Copy every line in the records below that contains the word "title".

-- START OF TASK MATERIAL --

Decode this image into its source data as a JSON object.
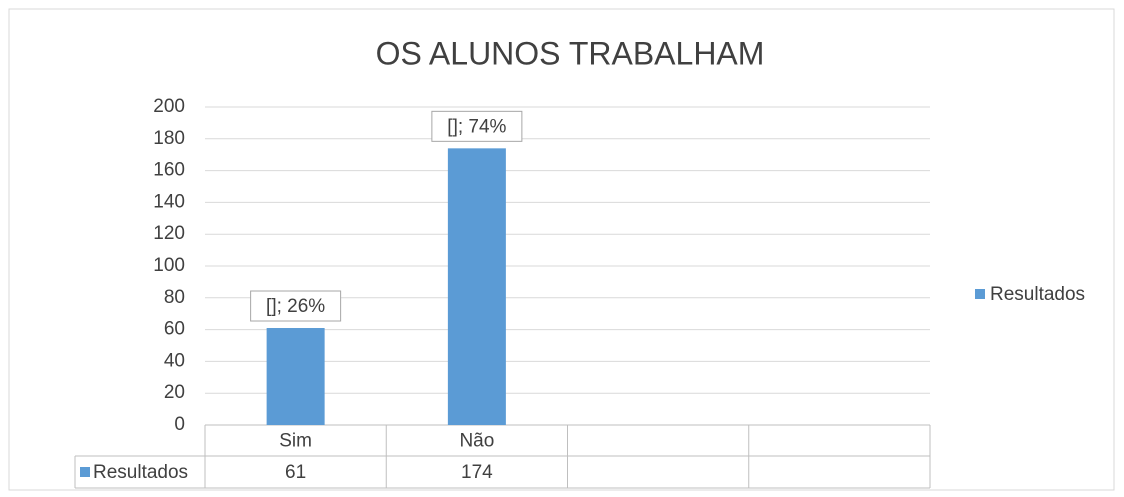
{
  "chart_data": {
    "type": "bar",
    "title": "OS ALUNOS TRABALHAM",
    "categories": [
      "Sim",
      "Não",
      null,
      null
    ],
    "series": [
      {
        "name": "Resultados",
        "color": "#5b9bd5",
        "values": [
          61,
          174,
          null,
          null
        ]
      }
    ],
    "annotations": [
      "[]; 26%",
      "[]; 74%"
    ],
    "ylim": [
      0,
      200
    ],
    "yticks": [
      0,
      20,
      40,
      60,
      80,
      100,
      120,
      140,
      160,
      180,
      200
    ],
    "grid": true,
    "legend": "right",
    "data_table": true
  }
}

-- END OF TASK MATERIAL --
-- START OF TASK MATERIAL --

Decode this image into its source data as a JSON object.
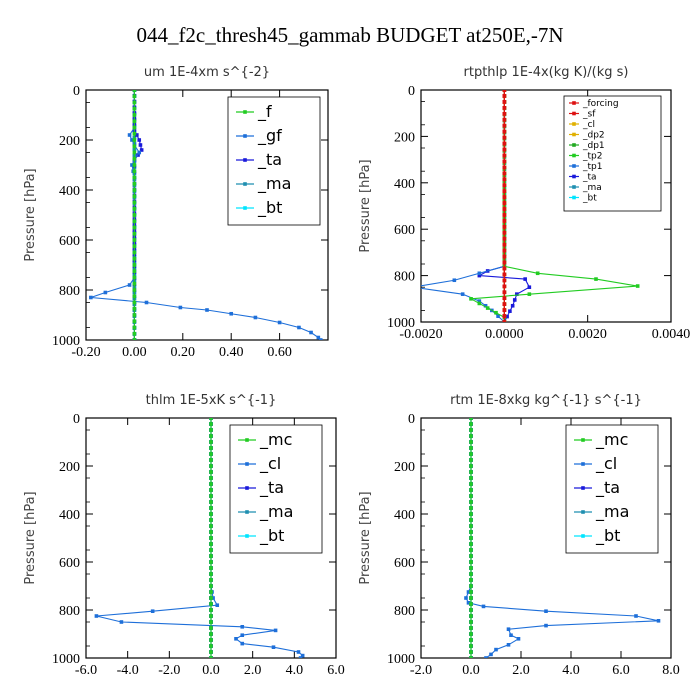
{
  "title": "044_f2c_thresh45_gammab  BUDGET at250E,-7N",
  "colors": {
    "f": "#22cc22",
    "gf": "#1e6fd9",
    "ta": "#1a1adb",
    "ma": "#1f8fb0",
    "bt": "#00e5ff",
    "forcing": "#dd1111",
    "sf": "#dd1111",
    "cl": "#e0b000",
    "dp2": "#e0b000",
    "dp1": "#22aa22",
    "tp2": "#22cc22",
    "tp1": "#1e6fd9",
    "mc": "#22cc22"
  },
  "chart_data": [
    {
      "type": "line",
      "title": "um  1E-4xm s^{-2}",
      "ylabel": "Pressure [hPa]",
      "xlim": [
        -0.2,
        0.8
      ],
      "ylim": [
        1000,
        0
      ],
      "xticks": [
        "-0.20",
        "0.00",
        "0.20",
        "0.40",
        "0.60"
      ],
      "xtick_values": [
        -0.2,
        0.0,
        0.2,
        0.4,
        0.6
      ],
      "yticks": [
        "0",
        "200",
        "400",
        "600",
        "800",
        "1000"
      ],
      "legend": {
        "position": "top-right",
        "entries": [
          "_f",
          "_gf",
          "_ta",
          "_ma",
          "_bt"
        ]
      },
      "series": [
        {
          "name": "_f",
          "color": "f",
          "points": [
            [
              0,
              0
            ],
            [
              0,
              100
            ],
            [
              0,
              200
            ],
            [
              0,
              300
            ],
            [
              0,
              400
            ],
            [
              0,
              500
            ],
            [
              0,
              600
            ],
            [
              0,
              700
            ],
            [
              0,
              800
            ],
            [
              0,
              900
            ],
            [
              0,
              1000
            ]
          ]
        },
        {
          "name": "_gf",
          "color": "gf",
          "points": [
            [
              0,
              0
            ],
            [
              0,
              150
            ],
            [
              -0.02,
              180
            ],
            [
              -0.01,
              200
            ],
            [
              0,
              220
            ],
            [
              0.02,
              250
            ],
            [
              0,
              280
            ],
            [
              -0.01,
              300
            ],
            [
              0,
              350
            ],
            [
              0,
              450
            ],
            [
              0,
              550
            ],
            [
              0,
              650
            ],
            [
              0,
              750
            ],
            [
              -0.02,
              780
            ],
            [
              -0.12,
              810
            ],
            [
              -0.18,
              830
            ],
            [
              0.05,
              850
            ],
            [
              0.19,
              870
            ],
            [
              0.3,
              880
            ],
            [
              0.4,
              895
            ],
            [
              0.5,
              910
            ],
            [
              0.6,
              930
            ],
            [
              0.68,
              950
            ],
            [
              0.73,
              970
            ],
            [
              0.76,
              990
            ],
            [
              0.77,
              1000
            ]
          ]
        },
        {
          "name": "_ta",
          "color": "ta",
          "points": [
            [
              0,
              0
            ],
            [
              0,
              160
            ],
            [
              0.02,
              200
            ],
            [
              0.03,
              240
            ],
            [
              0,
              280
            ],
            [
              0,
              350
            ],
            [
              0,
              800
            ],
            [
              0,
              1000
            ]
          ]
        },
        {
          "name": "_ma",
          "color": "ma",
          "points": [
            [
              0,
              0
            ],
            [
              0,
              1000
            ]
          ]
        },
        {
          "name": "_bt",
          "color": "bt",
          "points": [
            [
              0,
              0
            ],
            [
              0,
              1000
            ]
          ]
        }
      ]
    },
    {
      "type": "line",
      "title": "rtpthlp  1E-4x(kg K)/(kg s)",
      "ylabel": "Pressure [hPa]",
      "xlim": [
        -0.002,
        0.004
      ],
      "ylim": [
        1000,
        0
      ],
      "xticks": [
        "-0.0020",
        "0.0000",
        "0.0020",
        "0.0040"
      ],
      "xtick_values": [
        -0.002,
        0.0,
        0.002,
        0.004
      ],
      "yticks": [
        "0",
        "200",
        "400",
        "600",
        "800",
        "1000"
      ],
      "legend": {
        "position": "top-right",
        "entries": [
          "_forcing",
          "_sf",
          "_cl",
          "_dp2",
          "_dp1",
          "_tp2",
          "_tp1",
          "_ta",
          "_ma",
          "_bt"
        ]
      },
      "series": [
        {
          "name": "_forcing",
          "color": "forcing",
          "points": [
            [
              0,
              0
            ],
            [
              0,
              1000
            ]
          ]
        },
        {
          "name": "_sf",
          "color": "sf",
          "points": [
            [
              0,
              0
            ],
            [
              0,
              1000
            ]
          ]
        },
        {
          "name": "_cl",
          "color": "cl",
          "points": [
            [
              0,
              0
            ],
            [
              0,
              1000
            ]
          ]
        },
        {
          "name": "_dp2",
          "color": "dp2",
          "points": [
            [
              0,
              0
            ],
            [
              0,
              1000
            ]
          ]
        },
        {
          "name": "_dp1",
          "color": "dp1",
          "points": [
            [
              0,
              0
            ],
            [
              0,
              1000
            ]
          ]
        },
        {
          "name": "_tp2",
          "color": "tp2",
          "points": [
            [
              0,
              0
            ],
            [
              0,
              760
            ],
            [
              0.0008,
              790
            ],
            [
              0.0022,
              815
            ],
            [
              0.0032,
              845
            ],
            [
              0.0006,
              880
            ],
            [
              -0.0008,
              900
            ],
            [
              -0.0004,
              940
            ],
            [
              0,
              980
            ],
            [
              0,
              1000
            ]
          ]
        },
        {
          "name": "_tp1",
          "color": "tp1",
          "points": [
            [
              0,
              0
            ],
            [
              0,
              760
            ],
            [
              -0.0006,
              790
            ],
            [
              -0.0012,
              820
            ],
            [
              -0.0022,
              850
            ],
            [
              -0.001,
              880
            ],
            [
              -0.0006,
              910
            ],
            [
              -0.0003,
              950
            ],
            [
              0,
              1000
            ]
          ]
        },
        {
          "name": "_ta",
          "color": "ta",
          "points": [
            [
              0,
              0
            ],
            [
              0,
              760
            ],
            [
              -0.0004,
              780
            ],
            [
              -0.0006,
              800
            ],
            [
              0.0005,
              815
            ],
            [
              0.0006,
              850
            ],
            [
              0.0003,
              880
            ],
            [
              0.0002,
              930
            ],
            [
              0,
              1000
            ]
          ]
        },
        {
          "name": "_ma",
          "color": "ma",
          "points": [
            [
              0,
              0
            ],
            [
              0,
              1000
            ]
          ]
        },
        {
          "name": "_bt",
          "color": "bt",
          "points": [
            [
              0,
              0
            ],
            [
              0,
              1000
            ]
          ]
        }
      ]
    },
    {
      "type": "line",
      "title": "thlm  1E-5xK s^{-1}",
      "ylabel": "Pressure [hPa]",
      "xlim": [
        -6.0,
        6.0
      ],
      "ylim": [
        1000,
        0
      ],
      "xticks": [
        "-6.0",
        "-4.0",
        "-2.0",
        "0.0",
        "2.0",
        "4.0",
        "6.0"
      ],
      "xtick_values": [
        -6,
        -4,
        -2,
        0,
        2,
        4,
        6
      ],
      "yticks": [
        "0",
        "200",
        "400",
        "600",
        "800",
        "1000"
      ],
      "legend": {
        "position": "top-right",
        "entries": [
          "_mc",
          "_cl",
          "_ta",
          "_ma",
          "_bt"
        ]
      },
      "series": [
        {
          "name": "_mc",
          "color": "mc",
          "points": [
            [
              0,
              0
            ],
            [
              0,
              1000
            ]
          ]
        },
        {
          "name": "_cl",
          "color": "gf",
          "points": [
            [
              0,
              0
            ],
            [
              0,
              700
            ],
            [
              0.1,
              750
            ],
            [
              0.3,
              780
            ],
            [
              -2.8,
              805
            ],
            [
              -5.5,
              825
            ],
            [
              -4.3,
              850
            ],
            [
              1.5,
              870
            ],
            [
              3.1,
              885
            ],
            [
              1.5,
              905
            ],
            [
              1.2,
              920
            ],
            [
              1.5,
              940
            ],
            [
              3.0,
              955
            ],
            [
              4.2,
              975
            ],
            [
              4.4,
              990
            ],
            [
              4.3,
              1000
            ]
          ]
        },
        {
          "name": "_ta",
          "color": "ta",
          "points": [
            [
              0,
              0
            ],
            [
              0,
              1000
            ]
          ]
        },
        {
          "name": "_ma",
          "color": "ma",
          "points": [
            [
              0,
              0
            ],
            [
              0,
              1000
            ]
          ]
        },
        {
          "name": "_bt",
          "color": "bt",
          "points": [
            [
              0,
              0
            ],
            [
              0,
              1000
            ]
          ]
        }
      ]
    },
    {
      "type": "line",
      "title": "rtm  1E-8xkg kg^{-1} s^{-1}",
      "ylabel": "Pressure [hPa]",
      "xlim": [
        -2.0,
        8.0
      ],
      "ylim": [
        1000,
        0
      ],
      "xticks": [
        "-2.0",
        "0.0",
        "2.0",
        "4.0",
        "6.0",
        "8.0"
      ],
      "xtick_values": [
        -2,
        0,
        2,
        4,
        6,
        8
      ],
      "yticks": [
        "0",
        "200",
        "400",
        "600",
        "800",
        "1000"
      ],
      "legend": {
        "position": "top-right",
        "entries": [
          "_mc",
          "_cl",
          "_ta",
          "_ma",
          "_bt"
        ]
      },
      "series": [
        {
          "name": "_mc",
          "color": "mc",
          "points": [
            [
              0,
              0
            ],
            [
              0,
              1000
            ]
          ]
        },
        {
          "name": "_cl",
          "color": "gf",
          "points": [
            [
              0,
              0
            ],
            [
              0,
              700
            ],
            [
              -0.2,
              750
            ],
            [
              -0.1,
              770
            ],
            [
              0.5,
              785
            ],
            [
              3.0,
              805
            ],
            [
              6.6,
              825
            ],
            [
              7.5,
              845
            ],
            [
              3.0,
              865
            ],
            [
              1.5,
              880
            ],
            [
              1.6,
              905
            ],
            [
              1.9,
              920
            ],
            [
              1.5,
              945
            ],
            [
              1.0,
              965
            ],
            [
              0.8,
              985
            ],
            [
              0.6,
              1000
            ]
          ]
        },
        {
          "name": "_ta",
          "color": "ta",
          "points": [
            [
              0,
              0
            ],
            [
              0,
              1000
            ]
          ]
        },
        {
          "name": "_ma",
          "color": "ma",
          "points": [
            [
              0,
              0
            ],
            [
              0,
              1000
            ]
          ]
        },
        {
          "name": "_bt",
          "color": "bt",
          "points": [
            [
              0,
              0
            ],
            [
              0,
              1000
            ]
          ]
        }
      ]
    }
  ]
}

-- END OF TASK MATERIAL --

### WRITTEN SOLUTION
    "title": "OS ALUNOS TRABALHAM",
  "title": "044_f2c_thresh45_gammab  BUDGET at250E,-7N",
      "title": "um  1E-4xm s^{-2}",
      "title": "rtpthlp  1E-4x(kg K)/(kg s)",
      "title": "thlm  1E-5xK s^{-1}",
      "title": "rtm  1E-8xkg kg^{-1} s^{-1}",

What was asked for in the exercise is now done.